-- Data records start --

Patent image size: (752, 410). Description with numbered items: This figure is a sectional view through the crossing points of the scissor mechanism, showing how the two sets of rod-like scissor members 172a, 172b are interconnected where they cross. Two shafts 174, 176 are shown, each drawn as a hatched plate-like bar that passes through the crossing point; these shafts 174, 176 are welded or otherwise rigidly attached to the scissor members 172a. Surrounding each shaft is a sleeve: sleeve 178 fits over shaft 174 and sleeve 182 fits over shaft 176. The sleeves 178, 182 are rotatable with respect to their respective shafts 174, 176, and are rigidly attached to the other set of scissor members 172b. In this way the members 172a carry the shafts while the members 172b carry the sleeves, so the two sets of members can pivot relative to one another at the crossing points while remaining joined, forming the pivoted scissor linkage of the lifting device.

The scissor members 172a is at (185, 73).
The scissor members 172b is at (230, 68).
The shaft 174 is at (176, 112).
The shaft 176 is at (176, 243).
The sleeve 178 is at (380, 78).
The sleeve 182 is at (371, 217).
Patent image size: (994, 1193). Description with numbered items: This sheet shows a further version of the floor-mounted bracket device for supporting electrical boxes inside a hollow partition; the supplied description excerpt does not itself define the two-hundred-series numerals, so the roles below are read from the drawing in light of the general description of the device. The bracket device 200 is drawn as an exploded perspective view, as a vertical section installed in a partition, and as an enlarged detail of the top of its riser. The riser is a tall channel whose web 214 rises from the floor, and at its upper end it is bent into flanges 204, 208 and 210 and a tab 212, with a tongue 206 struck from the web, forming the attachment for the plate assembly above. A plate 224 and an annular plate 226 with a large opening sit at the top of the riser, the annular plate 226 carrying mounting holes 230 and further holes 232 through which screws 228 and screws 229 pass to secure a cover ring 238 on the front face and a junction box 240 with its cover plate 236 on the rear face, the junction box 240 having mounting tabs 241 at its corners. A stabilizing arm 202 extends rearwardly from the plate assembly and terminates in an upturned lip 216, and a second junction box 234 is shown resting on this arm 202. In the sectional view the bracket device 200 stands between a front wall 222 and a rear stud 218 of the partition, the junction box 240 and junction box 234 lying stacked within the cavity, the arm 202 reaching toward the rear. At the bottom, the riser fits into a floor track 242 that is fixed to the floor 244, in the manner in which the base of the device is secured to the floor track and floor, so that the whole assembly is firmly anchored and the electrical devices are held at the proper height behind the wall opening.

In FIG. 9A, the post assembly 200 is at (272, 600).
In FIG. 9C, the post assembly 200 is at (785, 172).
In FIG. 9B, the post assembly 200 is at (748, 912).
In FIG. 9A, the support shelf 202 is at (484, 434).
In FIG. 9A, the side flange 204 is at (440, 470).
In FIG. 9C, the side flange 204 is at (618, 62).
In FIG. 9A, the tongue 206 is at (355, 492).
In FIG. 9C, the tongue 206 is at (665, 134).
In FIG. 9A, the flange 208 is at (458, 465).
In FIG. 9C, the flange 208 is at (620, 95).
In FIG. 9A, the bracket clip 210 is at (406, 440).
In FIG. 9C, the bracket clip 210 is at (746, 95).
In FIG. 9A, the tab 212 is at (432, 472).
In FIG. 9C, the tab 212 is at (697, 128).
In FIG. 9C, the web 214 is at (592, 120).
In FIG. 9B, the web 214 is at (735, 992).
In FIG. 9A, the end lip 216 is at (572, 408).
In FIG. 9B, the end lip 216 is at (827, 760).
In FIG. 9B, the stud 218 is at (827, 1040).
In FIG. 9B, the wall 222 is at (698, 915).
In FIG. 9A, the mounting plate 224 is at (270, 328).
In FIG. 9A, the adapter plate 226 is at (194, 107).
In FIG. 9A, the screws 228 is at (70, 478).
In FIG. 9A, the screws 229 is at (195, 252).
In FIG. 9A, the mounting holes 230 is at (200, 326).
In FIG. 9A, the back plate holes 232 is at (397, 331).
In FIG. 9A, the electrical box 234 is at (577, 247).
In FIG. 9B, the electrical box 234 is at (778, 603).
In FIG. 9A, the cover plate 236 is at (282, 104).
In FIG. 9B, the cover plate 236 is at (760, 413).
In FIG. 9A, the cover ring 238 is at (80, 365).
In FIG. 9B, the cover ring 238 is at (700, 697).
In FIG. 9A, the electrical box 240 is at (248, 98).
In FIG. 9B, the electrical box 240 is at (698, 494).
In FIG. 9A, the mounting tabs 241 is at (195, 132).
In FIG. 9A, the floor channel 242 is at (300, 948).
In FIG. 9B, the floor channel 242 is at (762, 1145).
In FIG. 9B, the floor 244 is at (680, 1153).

-- Data records end --

Change each "Patent image size" in the entries above to "Drawing dimensions" and write out all the entries again with nothing else altered.

Drawing dimensions: (752, 410). Description with numbered items: This figure is a sectional view through the crossing points of the scissor mechanism, showing how the two sets of rod-like scissor members 172a, 172b are interconnected where they cross. Two shafts 174, 176 are shown, each drawn as a hatched plate-like bar that passes through the crossing point; these shafts 174, 176 are welded or otherwise rigidly attached to the scissor members 172a. Surrounding each shaft is a sleeve: sleeve 178 fits over shaft 174 and sleeve 182 fits over shaft 176. The sleeves 178, 182 are rotatable with respect to their respective shafts 174, 176, and are rigidly attached to the other set of scissor members 172b. In this way the members 172a carry the shafts while the members 172b carry the sleeves, so the two sets of members can pivot relative to one another at the crossing points while remaining joined, forming the pivoted scissor linkage of the lifting device.

The scissor members 172a is at (185, 73).
The scissor members 172b is at (230, 68).
The shaft 174 is at (176, 112).
The shaft 176 is at (176, 243).
The sleeve 178 is at (380, 78).
The sleeve 182 is at (371, 217).
Drawing dimensions: (994, 1193). Description with numbered items: This sheet shows a further version of the floor-mounted bracket device for supporting electrical boxes inside a hollow partition; the supplied description excerpt does not itself define the two-hundred-series numerals, so the roles below are read from the drawing in light of the general description of the device. The bracket device 200 is drawn as an exploded perspective view, as a vertical section installed in a partition, and as an enlarged detail of the top of its riser. The riser is a tall channel whose web 214 rises from the floor, and at its upper end it is bent into flanges 204, 208 and 210 and a tab 212, with a tongue 206 struck from the web, forming the attachment for the plate assembly above. A plate 224 and an annular plate 226 with a large opening sit at the top of the riser, the annular plate 226 carrying mounting holes 230 and further holes 232 through which screws 228 and screws 229 pass to secure a cover ring 238 on the front face and a junction box 240 with its cover plate 236 on the rear face, the junction box 240 having mounting tabs 241 at its corners. A stabilizing arm 202 extends rearwardly from the plate assembly and terminates in an upturned lip 216, and a second junction box 234 is shown resting on this arm 202. In the sectional view the bracket device 200 stands between a front wall 222 and a rear stud 218 of the partition, the junction box 240 and junction box 234 lying stacked within the cavity, the arm 202 reaching toward the rear. At the bottom, the riser fits into a floor track 242 that is fixed to the floor 244, in the manner in which the base of the device is secured to the floor track and floor, so that the whole assembly is firmly anchored and the electrical devices are held at the proper height behind the wall opening.

In FIG. 9A, the post assembly 200 is at (272, 600).
In FIG. 9C, the post assembly 200 is at (785, 172).
In FIG. 9B, the post assembly 200 is at (748, 912).
In FIG. 9A, the support shelf 202 is at (484, 434).
In FIG. 9A, the side flange 204 is at (440, 470).
In FIG. 9C, the side flange 204 is at (618, 62).
In FIG. 9A, the tongue 206 is at (355, 492).
In FIG. 9C, the tongue 206 is at (665, 134).
In FIG. 9A, the flange 208 is at (458, 465).
In FIG. 9C, the flange 208 is at (620, 95).
In FIG. 9A, the bracket clip 210 is at (406, 440).
In FIG. 9C, the bracket clip 210 is at (746, 95).
In FIG. 9A, the tab 212 is at (432, 472).
In FIG. 9C, the tab 212 is at (697, 128).
In FIG. 9C, the web 214 is at (592, 120).
In FIG. 9B, the web 214 is at (735, 992).
In FIG. 9A, the end lip 216 is at (572, 408).
In FIG. 9B, the end lip 216 is at (827, 760).
In FIG. 9B, the stud 218 is at (827, 1040).
In FIG. 9B, the wall 222 is at (698, 915).
In FIG. 9A, the mounting plate 224 is at (270, 328).
In FIG. 9A, the adapter plate 226 is at (194, 107).
In FIG. 9A, the screws 228 is at (70, 478).
In FIG. 9A, the screws 229 is at (195, 252).
In FIG. 9A, the mounting holes 230 is at (200, 326).
In FIG. 9A, the back plate holes 232 is at (397, 331).
In FIG. 9A, the electrical box 234 is at (577, 247).
In FIG. 9B, the electrical box 234 is at (778, 603).
In FIG. 9A, the cover plate 236 is at (282, 104).
In FIG. 9B, the cover plate 236 is at (760, 413).
In FIG. 9A, the cover ring 238 is at (80, 365).
In FIG. 9B, the cover ring 238 is at (700, 697).
In FIG. 9A, the electrical box 240 is at (248, 98).
In FIG. 9B, the electrical box 240 is at (698, 494).
In FIG. 9A, the mounting tabs 241 is at (195, 132).
In FIG. 9A, the floor channel 242 is at (300, 948).
In FIG. 9B, the floor channel 242 is at (762, 1145).
In FIG. 9B, the floor 244 is at (680, 1153).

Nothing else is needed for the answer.